Would you quote the material below in full and unchanged?

-- BEGIN The data --

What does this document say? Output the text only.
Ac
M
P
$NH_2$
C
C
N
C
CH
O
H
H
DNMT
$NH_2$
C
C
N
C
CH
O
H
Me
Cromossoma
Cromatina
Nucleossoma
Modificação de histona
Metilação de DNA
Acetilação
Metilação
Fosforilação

-- END The data --

*Result for this exercise*.
What does this document say? Output the text only.
Ac
M
P
$NH_2$
C
C
N
C
CH
O
H
H
DNMT
$NH_2$
C
C
N
C
CH
O
H
Me
Cromossoma
Cromatina
Nucleossoma
Modificação de histona
Metilação de DNA
Acetilação
Metilação
Fosforilação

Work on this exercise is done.